Reproduce the entries in full, with no changes.

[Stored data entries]
######

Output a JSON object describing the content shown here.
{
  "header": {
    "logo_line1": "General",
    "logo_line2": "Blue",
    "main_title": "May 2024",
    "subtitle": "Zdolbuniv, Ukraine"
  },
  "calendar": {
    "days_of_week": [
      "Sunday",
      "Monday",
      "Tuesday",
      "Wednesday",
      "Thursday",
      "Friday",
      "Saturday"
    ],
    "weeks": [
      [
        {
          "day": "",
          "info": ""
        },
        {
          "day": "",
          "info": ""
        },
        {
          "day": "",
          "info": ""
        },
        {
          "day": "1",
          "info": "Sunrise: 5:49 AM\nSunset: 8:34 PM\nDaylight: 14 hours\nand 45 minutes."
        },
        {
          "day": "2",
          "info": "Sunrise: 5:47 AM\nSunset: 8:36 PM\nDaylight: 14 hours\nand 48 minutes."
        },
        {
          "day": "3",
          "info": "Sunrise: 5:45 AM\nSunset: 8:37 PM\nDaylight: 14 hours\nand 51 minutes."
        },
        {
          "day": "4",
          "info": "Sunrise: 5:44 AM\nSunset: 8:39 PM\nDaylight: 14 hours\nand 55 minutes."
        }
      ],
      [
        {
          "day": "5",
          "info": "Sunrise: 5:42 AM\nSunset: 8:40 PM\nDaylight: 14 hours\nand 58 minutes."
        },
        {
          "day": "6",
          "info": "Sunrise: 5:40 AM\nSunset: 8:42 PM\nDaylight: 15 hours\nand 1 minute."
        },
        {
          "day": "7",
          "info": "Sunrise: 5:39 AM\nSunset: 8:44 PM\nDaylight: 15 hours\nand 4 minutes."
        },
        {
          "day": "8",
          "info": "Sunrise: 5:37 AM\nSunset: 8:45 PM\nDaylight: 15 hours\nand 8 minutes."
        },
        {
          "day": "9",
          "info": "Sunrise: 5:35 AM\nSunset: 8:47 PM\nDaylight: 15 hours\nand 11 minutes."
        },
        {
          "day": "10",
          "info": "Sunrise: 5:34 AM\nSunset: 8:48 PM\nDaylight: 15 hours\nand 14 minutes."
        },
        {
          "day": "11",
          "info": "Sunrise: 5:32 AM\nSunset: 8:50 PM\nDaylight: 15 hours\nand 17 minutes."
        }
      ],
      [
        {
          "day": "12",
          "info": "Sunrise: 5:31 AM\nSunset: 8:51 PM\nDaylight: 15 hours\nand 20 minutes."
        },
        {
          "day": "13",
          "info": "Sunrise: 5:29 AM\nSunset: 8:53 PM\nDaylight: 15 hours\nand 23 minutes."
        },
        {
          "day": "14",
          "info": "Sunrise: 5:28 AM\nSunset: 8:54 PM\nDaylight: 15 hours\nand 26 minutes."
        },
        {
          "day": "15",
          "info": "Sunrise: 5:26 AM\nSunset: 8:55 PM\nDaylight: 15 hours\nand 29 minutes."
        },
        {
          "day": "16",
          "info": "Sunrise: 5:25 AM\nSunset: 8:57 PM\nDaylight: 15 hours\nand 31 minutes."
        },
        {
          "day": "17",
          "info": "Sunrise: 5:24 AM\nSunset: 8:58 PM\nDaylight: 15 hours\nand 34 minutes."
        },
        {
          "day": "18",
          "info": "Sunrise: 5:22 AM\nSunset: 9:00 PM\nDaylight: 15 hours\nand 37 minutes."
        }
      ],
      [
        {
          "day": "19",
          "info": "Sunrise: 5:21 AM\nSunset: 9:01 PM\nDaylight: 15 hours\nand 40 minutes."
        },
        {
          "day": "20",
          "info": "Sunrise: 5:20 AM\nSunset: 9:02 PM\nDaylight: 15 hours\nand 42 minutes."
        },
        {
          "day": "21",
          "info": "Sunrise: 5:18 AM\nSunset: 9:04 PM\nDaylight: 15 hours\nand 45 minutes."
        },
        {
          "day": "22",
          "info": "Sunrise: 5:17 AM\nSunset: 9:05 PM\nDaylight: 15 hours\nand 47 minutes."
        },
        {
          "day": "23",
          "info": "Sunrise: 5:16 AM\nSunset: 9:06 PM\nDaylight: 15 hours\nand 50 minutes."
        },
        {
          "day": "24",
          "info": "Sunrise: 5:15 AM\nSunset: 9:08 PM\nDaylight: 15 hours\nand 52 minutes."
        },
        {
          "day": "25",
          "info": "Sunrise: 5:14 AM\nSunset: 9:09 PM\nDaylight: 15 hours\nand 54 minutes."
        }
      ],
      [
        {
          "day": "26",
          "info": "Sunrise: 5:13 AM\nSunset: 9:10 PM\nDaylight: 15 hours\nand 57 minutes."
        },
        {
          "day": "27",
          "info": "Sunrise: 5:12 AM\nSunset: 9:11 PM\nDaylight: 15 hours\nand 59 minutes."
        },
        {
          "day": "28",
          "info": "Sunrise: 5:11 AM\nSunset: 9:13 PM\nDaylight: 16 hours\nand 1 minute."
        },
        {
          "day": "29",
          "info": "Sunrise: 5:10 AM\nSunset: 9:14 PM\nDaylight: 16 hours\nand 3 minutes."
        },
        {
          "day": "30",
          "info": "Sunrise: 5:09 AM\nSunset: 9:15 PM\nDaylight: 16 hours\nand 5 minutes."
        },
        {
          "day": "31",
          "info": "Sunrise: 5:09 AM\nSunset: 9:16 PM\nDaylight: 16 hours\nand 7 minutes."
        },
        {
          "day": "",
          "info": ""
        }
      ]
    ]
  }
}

######

#### ANSWER FOR THIS EXERCISE:
Output a JSON object describing the content shown here.
{
  "header": {
    "logo_line1": "General",
    "logo_line2": "Blue",
    "main_title": "May 2024",
    "subtitle": "Zdolbuniv, Ukraine"
  },
  "calendar": {
    "days_of_week": [
      "Sunday",
      "Monday",
      "Tuesday",
      "Wednesday",
      "Thursday",
      "Friday",
      "Saturday"
    ],
    "weeks": [
      [
        {
          "day": "",
          "info": ""
        },
        {
          "day": "",
          "info": ""
        },
        {
          "day": "",
          "info": ""
        },
        {
          "day": "1",
          "info": "Sunrise: 5:49 AM\nSunset: 8:34 PM\nDaylight: 14 hours\nand 45 minutes."
        },
        {
          "day": "2",
          "info": "Sunrise: 5:47 AM\nSunset: 8:36 PM\nDaylight: 14 hours\nand 48 minutes."
        },
        {
          "day": "3",
          "info": "Sunrise: 5:45 AM\nSunset: 8:37 PM\nDaylight: 14 hours\nand 51 minutes."
        },
        {
          "day": "4",
          "info": "Sunrise: 5:44 AM\nSunset: 8:39 PM\nDaylight: 14 hours\nand 55 minutes."
        }
      ],
      [
        {
          "day": "5",
          "info": "Sunrise: 5:42 AM\nSunset: 8:40 PM\nDaylight: 14 hours\nand 58 minutes."
        },
        {
          "day": "6",
          "info": "Sunrise: 5:40 AM\nSunset: 8:42 PM\nDaylight: 15 hours\nand 1 minute."
        },
        {
          "day": "7",
          "info": "Sunrise: 5:39 AM\nSunset: 8:44 PM\nDaylight: 15 hours\nand 4 minutes."
        },
        {
          "day": "8",
          "info": "Sunrise: 5:37 AM\nSunset: 8:45 PM\nDaylight: 15 hours\nand 8 minutes."
        },
        {
          "day": "9",
          "info": "Sunrise: 5:35 AM\nSunset: 8:47 PM\nDaylight: 15 hours\nand 11 minutes."
        },
        {
          "day": "10",
          "info": "Sunrise: 5:34 AM\nSunset: 8:48 PM\nDaylight: 15 hours\nand 14 minutes."
        },
        {
          "day": "11",
          "info": "Sunrise: 5:32 AM\nSunset: 8:50 PM\nDaylight: 15 hours\nand 17 minutes."
        }
      ],
      [
        {
          "day": "12",
          "info": "Sunrise: 5:31 AM\nSunset: 8:51 PM\nDaylight: 15 hours\nand 20 minutes."
        },
        {
          "day": "13",
          "info": "Sunrise: 5:29 AM\nSunset: 8:53 PM\nDaylight: 15 hours\nand 23 minutes."
        },
        {
          "day": "14",
          "info": "Sunrise: 5:28 AM\nSunset: 8:54 PM\nDaylight: 15 hours\nand 26 minutes."
        },
        {
          "day": "15",
          "info": "Sunrise: 5:26 AM\nSunset: 8:55 PM\nDaylight: 15 hours\nand 29 minutes."
        },
        {
          "day": "16",
          "info": "Sunrise: 5:25 AM\nSunset: 8:57 PM\nDaylight: 15 hours\nand 31 minutes."
        },
        {
          "day": "17",
          "info": "Sunrise: 5:24 AM\nSunset: 8:58 PM\nDaylight: 15 hours\nand 34 minutes."
        },
        {
          "day": "18",
          "info": "Sunrise: 5:22 AM\nSunset: 9:00 PM\nDaylight: 15 hours\nand 37 minutes."
        }
      ],
      [
        {
          "day": "19",
          "info": "Sunrise: 5:21 AM\nSunset: 9:01 PM\nDaylight: 15 hours\nand 40 minutes."
        },
        {
          "day": "20",
          "info": "Sunrise: 5:20 AM\nSunset: 9:02 PM\nDaylight: 15 hours\nand 42 minutes."
        },
        {
          "day": "21",
          "info": "Sunrise: 5:18 AM\nSunset: 9:04 PM\nDaylight: 15 hours\nand 45 minutes."
        },
        {
          "day": "22",
          "info": "Sunrise: 5:17 AM\nSunset: 9:05 PM\nDaylight: 15 hours\nand 47 minutes."
        },
        {
          "day": "23",
          "info": "Sunrise: 5:16 AM\nSunset: 9:06 PM\nDaylight: 15 hours\nand 50 minutes."
        },
        {
          "day": "24",
          "info": "Sunrise: 5:15 AM\nSunset: 9:08 PM\nDaylight: 15 hours\nand 52 minutes."
        },
        {
          "day": "25",
          "info": "Sunrise: 5:14 AM\nSunset: 9:09 PM\nDaylight: 15 hours\nand 54 minutes."
        }
      ],
      [
        {
          "day": "26",
          "info": "Sunrise: 5:13 AM\nSunset: 9:10 PM\nDaylight: 15 hours\nand 57 minutes."
        },
        {
          "day": "27",
          "info": "Sunrise: 5:12 AM\nSunset: 9:11 PM\nDaylight: 15 hours\nand 59 minutes."
        },
        {
          "day": "28",
          "info": "Sunrise: 5:11 AM\nSunset: 9:13 PM\nDaylight: 16 hours\nand 1 minute."
        },
        {
          "day": "29",
          "info": "Sunrise: 5:10 AM\nSunset: 9:14 PM\nDaylight: 16 hours\nand 3 minutes."
        },
        {
          "day": "30",
          "info": "Sunrise: 5:09 AM\nSunset: 9:15 PM\nDaylight: 16 hours\nand 5 minutes."
        },
        {
          "day": "31",
          "info": "Sunrise: 5:09 AM\nSunset: 9:16 PM\nDaylight: 16 hours\nand 7 minutes."
        },
        {
          "day": "",
          "info": ""
        }
      ]
    ]
  }
}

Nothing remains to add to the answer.